BEGIN Supplied passage
We were ten days in crossing the desert that separated us from Fezzan. It is without water. We travelled several hours after night and before morning, in order to avoid the torment of heat and thirst. We hastened on as rapidly as possible. On our last night’s march most of the travellers had no water left, and some had only a very small quantity. I had still four skins left, and I had had the good idea of enclosing two of my skins in the guerfehs, or large leather bags, to prevent evaporation by the sun; the other two were fastened to my camel. During the last night we marched hard until worn out with fatigue, and then halting, each slept where he could. Before closing my eyes I gave drink to such of my slaves as were thirsty; and then laid my head between my two skins. Near me lay Abd-Allah with his slaves, who drank all my water in the night, and I complained in the morning without obtaining redress.
My favourite slave was then one of the girls whom I had given with a camel to a Tibboo, as above mentioned, when I was bewildered with desire for another. About this time the poor thing was seized with what is called “the thirst of the desert,” or shôb. She had an unappeasable craving for drink; but the more water she drank the more she wanted. I feared for her life; but a Bedawin, named Khalyl, who was one of the caravan, perceiving my distress, said to me: “Give her some melted butter to drink, and her sufferings will cease.” I followed his advice, and in a very short time she was relieved. Then I placed her on a camel, for slaves usually walk, and the heat somewhat diminishing, she was quite cured. I afterwards learned that a caravan on its way to Mekka, having wandered from the right road, and having not a drop of water left, continued to exist entirely on a little melted butter for ten whole days. This is more extraordinary than what happened to my slave.
When we reached the well we halted for forty-eight hours, after which we proceeded until we reached Catroun.[58] This place is surrounded with palms, producing excellent dates, which the people eat in abundance at every repast. They likewise feed cattle and horses with them. Their territory is sandy and sterile. They are as black as the Soudanees; and consist of Tibboos who have settled there, with a small mixture of Fezzanees.
CHAPTER XI.
Mourzouk — A beggarly Court — An Ulemah — A miserable Country — Why the City flourishes — A Man of Good Faith — The Beni Seyf and the Bischr — Departure for Tripoli — A grave Assembly — Agreeable Conversation — Arrival at Gharian — Infidel Bedawins — Tripoli — Journey to Tunis — Sheikh arrives at his Father’s House — Paternal Honesty — Omar sets out again for Wadaï — The Sheikh’s Marriage — Death of his Father — Other Journeys — He goes to Egypt — Conclusion.
Having remained three days at Catroun, we went in four more to Mourzouk, usually called Zeylah. At the gates our slaves were counted and registered by the officers of the customs, as if we had been entering a great city. But Mourzouk is a wretched borough, inhabited by blacks from Afnou, and a heterogeneous population of Arabs from Tripoli, Jalou, Aujila, and Derna. It is situated in a plain, far from any other town or village. The bazaar is miserably small, containing only fourteen shops. A market is held every afternoon for about an hour and a half; and goods are then sold by a crier, who goes up and down, announcing the prices offered.
END Supplied passage
BEGIN Stored data
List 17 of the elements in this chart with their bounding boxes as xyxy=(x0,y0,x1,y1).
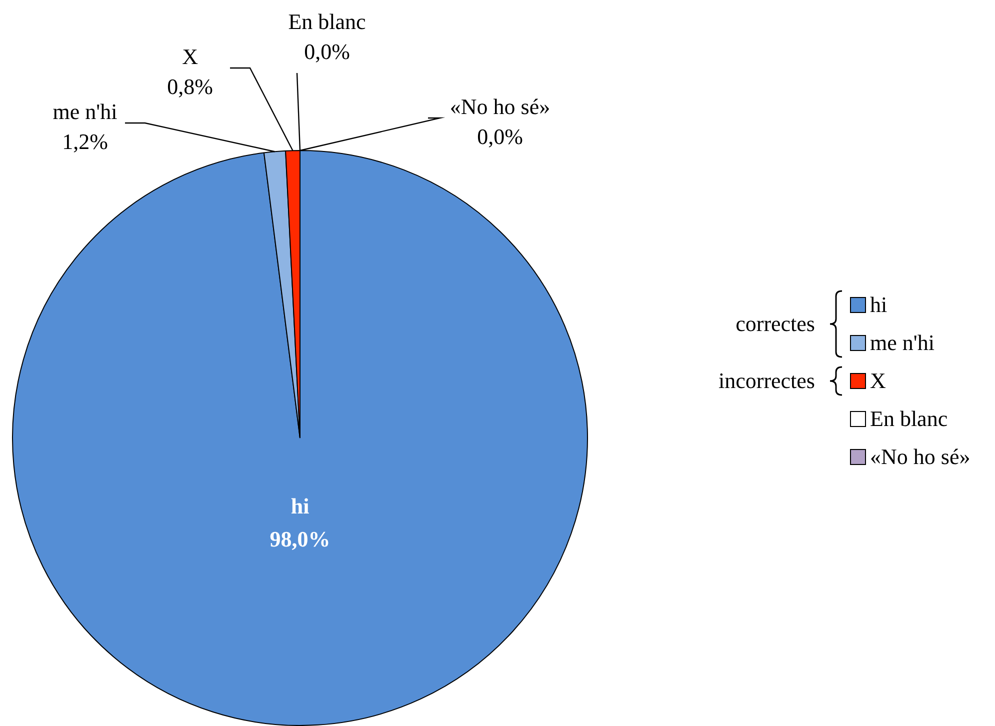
END Stored data
Challenge
Transcribe the part of the Fezzan travel narrative between "When we reached" and "mixture of Fezzanees.", inclusive.

Solution
When we reached the well we halted for forty-eight hours, after which we proceeded until we reached Catroun.[58] This place is surrounded with palms, producing excellent dates, which the people eat in abundance at every repast. They likewise feed cattle and horses with them. Their territory is sandy and sterile. They are as black as the Soudanees; and consist of Tibboos who have settled there, with a small mixture of Fezzanees.